• [STATED GOAL]: From the entries below, copy out every line with "title" in it.

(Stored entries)
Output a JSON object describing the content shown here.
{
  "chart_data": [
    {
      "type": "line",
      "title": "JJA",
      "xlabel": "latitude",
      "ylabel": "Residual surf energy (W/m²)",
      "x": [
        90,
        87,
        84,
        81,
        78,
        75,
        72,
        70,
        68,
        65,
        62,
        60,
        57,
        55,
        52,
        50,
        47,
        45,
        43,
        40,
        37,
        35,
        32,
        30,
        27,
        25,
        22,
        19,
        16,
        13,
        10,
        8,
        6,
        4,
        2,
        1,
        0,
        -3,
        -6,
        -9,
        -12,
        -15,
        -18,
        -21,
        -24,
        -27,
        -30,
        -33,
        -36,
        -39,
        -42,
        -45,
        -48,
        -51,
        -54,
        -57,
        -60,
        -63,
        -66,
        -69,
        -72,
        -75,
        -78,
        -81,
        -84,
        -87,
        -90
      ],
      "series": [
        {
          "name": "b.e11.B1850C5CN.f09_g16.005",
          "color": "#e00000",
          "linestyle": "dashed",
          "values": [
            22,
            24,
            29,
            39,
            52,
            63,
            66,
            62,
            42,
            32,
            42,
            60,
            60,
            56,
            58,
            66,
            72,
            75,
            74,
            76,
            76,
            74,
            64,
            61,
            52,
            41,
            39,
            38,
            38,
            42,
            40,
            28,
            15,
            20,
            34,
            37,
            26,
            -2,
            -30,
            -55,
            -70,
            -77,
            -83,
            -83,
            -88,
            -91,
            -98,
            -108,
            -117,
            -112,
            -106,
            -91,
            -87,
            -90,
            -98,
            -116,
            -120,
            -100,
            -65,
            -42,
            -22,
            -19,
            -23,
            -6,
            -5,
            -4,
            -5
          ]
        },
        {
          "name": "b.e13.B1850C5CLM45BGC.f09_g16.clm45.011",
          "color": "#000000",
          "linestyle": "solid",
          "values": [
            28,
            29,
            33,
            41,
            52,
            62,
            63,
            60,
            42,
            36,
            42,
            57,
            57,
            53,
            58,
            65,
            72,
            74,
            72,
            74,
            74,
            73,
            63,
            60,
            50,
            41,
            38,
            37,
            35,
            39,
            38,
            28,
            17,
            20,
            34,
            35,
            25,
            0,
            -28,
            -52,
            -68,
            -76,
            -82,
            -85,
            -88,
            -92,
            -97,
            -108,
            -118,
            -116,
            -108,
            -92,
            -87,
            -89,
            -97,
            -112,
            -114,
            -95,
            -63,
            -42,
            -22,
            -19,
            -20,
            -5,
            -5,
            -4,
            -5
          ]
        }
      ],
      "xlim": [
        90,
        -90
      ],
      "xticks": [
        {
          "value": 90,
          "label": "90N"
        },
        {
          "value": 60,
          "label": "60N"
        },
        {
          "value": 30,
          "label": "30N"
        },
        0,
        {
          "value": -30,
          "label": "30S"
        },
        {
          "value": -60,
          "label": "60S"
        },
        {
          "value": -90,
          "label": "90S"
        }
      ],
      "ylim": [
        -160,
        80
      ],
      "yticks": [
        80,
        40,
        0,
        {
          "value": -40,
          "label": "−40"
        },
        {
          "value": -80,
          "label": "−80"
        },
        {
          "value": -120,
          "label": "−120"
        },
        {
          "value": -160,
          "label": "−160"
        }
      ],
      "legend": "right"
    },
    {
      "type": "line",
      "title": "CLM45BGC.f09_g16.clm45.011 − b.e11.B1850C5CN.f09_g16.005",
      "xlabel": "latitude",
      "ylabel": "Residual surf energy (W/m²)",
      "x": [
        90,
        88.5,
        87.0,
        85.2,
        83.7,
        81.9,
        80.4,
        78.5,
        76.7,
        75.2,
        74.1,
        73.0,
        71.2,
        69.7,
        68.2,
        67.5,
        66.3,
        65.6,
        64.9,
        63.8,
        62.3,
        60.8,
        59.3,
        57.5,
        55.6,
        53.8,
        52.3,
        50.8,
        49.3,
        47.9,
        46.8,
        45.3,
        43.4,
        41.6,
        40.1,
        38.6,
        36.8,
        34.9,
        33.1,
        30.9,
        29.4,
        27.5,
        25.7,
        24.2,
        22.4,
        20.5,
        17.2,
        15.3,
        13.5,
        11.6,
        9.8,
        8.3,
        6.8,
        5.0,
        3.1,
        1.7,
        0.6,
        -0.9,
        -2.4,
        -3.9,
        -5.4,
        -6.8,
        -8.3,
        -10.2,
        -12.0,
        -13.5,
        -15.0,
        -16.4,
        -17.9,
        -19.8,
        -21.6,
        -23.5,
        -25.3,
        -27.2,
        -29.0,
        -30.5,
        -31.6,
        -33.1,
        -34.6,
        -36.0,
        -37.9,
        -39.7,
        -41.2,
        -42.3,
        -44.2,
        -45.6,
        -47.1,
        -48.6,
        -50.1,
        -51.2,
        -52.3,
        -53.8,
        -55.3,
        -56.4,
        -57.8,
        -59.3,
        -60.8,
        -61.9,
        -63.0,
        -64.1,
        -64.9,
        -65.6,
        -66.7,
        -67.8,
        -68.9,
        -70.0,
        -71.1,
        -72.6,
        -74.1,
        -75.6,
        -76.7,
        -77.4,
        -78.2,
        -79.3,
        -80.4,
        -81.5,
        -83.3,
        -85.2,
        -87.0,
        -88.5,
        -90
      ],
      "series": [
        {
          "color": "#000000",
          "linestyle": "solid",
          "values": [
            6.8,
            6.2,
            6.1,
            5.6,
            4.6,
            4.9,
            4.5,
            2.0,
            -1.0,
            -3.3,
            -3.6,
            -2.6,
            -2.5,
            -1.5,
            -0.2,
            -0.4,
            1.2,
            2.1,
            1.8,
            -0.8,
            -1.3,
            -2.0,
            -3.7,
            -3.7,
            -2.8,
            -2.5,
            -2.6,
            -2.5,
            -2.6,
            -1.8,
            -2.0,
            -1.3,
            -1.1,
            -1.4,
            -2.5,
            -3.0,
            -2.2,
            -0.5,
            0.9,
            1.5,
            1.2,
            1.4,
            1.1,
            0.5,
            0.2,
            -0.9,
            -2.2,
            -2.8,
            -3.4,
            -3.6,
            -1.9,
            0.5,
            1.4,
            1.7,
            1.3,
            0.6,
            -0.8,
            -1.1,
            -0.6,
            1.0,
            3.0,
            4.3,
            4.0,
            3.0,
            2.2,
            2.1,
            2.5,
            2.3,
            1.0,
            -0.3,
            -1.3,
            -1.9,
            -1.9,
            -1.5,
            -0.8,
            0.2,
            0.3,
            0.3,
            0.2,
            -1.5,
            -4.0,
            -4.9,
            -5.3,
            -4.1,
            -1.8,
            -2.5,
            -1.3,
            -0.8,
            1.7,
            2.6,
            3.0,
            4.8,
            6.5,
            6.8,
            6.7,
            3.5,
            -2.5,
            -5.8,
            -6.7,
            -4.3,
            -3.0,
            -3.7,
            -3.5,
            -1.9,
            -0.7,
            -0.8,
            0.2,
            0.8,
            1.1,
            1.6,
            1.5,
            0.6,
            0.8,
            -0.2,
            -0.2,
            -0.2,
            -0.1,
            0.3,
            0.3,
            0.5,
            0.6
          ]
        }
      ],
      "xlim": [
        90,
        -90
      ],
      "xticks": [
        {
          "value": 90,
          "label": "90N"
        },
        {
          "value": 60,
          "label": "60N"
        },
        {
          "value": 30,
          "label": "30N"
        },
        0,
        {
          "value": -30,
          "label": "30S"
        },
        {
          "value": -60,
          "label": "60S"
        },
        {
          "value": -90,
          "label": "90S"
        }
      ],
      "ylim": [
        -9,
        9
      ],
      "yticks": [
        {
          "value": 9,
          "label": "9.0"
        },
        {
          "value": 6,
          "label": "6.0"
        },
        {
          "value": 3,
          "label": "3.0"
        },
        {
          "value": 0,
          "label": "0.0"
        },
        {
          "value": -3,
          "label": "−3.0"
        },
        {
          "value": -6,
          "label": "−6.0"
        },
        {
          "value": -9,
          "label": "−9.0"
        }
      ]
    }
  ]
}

• [RESULT OF THE TASK]:
      "title": "JJA",
      "title": "CLM45BGC.f09_g16.clm45.011 − b.e11.B1850C5CN.f09_g16.005",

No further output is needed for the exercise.